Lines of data

=====

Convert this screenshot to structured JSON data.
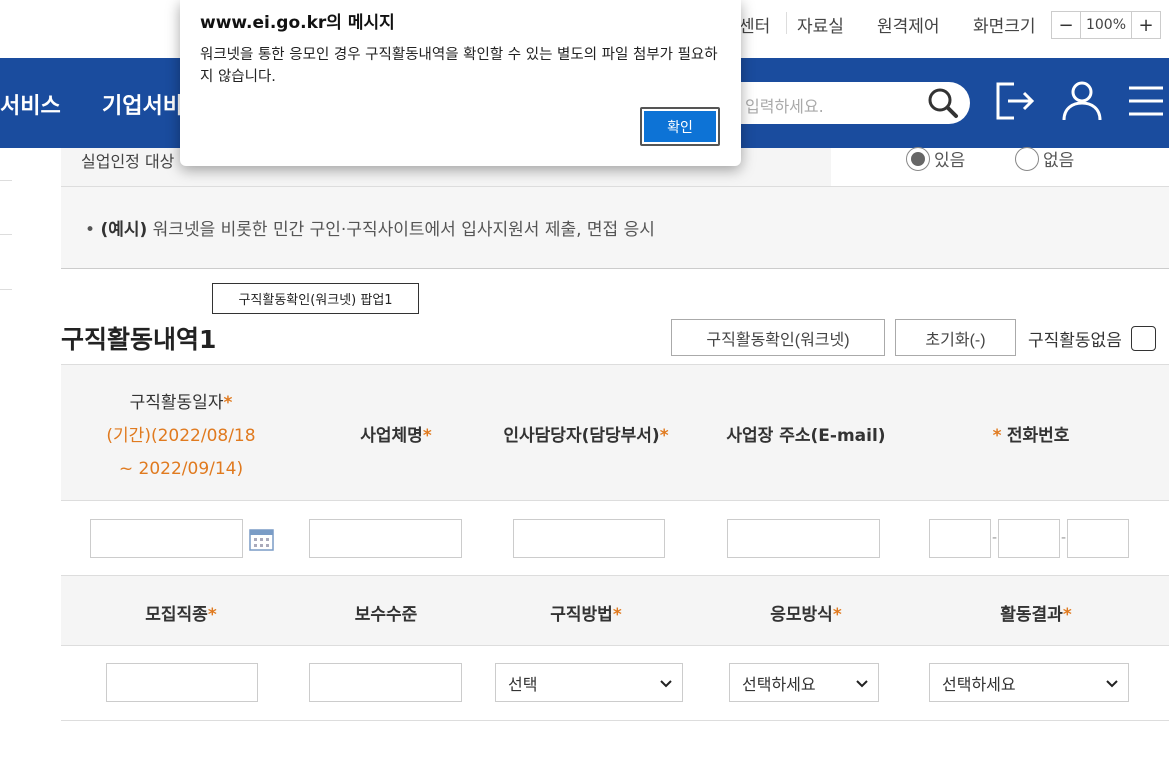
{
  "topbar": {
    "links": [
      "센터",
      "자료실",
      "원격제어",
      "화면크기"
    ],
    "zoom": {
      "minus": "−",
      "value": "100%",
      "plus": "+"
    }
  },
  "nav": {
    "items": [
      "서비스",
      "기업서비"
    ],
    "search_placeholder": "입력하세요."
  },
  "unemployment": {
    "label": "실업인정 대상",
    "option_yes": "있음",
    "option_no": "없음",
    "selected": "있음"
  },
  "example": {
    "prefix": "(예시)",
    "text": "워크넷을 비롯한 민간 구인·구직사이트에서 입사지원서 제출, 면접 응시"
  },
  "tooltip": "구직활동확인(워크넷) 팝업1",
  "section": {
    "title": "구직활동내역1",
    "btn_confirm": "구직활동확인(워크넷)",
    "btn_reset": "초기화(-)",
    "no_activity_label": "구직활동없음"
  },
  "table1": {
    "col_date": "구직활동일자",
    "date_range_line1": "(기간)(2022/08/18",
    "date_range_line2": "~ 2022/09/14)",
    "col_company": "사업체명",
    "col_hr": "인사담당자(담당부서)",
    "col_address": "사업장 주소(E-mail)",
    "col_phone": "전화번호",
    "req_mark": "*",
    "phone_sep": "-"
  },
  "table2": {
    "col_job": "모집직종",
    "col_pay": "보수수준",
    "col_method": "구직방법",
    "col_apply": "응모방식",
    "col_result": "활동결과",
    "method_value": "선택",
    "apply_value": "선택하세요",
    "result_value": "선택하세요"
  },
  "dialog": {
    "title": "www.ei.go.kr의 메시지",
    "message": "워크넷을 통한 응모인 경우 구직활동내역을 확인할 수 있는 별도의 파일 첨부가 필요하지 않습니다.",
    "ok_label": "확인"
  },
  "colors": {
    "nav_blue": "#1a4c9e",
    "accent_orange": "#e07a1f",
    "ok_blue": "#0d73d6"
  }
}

=====

Given request:
Keep the pictures out and write out the records exactly.

Result of this task:
Convert this screenshot to structured JSON data.
{
  "topbar": {
    "links": [
      "센터",
      "자료실",
      "원격제어",
      "화면크기"
    ],
    "zoom": {
      "minus": "−",
      "value": "100%",
      "plus": "+"
    }
  },
  "nav": {
    "items": [
      "서비스",
      "기업서비"
    ],
    "search_placeholder": "입력하세요."
  },
  "unemployment": {
    "label": "실업인정 대상",
    "option_yes": "있음",
    "option_no": "없음",
    "selected": "있음"
  },
  "example": {
    "prefix": "(예시)",
    "text": "워크넷을 비롯한 민간 구인·구직사이트에서 입사지원서 제출, 면접 응시"
  },
  "tooltip": "구직활동확인(워크넷) 팝업1",
  "section": {
    "title": "구직활동내역1",
    "btn_confirm": "구직활동확인(워크넷)",
    "btn_reset": "초기화(-)",
    "no_activity_label": "구직활동없음"
  },
  "table1": {
    "col_date": "구직활동일자",
    "date_range_line1": "(기간)(2022/08/18",
    "date_range_line2": "~ 2022/09/14)",
    "col_company": "사업체명",
    "col_hr": "인사담당자(담당부서)",
    "col_address": "사업장 주소(E-mail)",
    "col_phone": "전화번호",
    "req_mark": "*",
    "phone_sep": "-"
  },
  "table2": {
    "col_job": "모집직종",
    "col_pay": "보수수준",
    "col_method": "구직방법",
    "col_apply": "응모방식",
    "col_result": "활동결과",
    "method_value": "선택",
    "apply_value": "선택하세요",
    "result_value": "선택하세요"
  },
  "dialog": {
    "title": "www.ei.go.kr의 메시지",
    "message": "워크넷을 통한 응모인 경우 구직활동내역을 확인할 수 있는 별도의 파일 첨부가 필요하지 않습니다.",
    "ok_label": "확인"
  },
  "colors": {
    "nav_blue": "#1a4c9e",
    "accent_orange": "#e07a1f",
    "ok_blue": "#0d73d6"
  }
}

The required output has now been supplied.